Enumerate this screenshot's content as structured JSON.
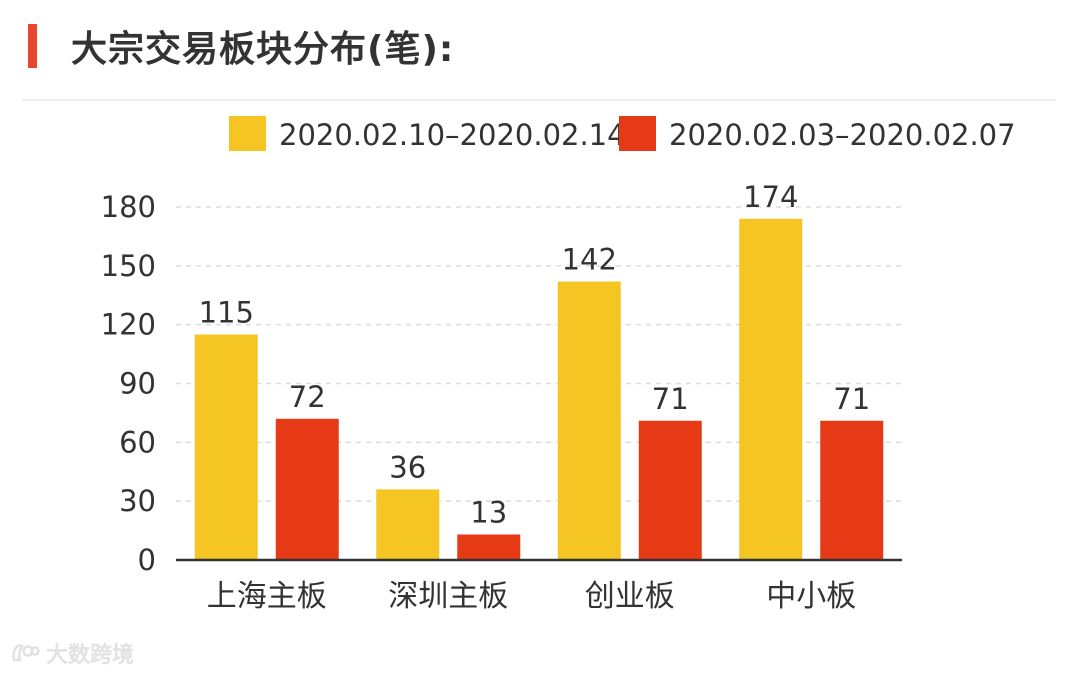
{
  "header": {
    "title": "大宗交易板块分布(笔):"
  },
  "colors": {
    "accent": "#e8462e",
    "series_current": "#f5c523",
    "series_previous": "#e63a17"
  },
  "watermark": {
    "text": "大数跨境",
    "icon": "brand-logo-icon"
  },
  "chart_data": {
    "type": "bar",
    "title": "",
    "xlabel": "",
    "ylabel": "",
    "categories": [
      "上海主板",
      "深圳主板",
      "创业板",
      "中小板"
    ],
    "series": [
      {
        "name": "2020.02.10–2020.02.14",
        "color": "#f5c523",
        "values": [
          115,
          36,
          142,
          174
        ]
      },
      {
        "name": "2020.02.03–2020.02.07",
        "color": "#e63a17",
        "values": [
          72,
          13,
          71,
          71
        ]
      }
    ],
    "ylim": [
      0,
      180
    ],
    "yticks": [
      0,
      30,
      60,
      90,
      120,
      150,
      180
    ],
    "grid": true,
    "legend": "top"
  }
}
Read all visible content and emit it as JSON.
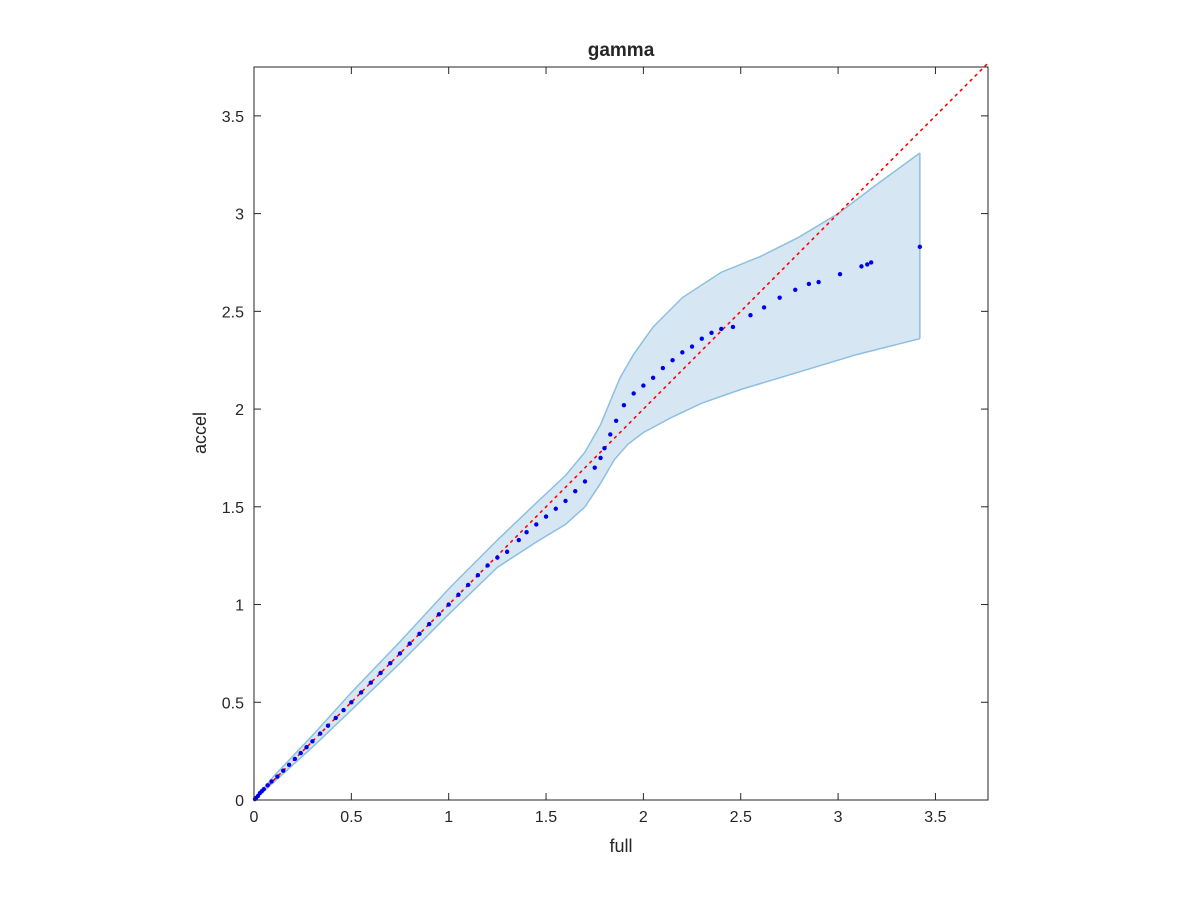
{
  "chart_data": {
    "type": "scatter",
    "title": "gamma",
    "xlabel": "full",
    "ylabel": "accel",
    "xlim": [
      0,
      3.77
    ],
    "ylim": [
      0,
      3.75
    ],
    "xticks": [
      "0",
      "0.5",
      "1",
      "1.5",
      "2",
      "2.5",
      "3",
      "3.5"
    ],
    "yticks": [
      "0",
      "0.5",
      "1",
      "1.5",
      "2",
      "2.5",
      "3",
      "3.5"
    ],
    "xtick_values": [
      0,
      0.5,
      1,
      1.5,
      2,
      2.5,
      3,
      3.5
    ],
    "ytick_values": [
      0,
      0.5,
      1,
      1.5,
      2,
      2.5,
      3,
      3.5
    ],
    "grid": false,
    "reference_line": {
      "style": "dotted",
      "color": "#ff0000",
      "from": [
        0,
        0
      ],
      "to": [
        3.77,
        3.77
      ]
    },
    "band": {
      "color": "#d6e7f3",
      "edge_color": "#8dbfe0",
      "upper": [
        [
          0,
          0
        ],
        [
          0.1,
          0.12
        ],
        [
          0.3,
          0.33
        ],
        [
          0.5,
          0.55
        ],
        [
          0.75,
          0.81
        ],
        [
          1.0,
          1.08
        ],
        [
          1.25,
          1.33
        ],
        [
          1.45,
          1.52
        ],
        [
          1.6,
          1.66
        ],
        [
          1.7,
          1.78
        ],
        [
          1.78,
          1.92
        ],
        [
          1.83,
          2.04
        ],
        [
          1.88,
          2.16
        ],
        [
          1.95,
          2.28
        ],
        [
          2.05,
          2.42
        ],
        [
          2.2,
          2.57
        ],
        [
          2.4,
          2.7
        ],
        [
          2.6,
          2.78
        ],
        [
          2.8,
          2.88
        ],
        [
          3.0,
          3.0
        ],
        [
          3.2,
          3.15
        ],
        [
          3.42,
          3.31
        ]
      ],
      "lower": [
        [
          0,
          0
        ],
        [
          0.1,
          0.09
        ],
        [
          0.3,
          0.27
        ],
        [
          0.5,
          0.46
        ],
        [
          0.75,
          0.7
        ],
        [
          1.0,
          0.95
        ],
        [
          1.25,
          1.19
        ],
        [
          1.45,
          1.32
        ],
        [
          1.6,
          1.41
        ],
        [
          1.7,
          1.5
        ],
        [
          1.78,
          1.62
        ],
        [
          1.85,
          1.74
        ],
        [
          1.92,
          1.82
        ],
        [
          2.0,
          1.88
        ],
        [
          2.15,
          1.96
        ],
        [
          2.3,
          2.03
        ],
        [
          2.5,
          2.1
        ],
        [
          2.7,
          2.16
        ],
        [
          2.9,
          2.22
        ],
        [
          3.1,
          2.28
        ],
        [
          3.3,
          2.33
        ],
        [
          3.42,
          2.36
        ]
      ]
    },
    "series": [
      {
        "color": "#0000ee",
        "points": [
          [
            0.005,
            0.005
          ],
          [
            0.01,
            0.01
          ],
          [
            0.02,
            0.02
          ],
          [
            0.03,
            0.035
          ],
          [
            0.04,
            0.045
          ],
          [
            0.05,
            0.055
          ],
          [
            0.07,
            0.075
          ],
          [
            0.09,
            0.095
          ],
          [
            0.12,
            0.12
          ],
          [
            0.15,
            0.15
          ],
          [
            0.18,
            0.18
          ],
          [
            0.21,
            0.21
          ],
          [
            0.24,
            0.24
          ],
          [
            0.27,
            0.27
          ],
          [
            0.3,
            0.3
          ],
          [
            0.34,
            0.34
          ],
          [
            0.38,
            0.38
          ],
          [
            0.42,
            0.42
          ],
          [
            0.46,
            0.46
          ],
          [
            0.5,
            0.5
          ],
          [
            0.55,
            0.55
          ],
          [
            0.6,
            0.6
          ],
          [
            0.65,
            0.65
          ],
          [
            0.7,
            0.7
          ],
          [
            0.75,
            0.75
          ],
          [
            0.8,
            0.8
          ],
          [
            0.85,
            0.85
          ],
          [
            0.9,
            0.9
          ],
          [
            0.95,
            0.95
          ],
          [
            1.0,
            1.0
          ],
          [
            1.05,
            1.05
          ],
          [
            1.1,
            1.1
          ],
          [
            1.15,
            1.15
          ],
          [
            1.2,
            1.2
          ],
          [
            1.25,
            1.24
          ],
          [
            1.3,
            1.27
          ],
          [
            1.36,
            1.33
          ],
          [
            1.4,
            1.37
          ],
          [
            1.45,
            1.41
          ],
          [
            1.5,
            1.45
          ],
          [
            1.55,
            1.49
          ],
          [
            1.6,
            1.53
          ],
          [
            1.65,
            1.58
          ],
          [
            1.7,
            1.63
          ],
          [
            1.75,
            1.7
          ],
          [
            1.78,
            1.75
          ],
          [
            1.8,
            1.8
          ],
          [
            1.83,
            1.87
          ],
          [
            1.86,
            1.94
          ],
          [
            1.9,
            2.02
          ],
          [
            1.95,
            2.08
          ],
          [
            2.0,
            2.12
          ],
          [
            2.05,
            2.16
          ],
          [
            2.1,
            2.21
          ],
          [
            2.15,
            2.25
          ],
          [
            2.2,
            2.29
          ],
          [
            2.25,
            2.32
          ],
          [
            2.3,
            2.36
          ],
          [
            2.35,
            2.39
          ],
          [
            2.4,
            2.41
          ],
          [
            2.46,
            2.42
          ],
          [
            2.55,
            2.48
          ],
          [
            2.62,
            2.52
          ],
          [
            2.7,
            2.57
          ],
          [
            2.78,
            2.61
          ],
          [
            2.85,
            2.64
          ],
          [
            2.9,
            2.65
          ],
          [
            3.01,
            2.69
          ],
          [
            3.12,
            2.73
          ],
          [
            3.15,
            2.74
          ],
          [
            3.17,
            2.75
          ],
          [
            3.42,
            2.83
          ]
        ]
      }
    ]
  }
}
...
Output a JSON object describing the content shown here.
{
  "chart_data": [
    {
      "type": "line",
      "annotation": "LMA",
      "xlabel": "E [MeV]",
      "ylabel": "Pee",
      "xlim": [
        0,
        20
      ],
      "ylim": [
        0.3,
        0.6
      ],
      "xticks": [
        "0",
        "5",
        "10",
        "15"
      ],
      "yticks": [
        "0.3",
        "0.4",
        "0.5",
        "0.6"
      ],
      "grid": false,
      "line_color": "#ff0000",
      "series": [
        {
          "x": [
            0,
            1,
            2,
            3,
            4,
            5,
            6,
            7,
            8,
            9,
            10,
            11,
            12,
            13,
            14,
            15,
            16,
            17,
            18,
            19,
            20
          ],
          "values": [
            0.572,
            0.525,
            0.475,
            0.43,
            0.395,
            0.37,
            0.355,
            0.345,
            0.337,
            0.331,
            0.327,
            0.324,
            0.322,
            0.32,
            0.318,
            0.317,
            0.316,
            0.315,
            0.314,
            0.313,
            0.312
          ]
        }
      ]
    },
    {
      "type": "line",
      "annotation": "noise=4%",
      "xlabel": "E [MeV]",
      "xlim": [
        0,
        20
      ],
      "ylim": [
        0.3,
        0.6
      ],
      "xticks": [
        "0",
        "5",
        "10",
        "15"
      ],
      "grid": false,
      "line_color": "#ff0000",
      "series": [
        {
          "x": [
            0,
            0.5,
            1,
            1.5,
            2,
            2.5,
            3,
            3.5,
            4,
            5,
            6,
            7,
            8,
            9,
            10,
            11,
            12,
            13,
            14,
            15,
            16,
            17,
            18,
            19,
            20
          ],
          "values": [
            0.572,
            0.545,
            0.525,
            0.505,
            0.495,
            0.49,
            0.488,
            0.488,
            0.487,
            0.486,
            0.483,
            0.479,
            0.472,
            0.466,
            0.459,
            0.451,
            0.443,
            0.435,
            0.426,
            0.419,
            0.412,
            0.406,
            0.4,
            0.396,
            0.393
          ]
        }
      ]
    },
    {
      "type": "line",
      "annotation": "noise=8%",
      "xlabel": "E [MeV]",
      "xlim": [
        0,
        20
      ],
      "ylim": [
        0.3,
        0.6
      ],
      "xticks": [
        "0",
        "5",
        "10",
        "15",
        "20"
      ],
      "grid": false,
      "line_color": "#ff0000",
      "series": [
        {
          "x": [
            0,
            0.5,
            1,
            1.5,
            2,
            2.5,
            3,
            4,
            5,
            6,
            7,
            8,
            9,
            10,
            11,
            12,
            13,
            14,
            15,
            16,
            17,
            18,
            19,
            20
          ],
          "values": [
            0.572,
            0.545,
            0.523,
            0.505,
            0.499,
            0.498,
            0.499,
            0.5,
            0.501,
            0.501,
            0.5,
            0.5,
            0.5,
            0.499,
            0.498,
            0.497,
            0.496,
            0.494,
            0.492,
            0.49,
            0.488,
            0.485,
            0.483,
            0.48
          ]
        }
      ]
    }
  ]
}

◆ Description of the task: Copy all lines from the listing that contain "noise".

◆ Exercise result:
      "annotation": "noise=4%",
      "annotation": "noise=8%",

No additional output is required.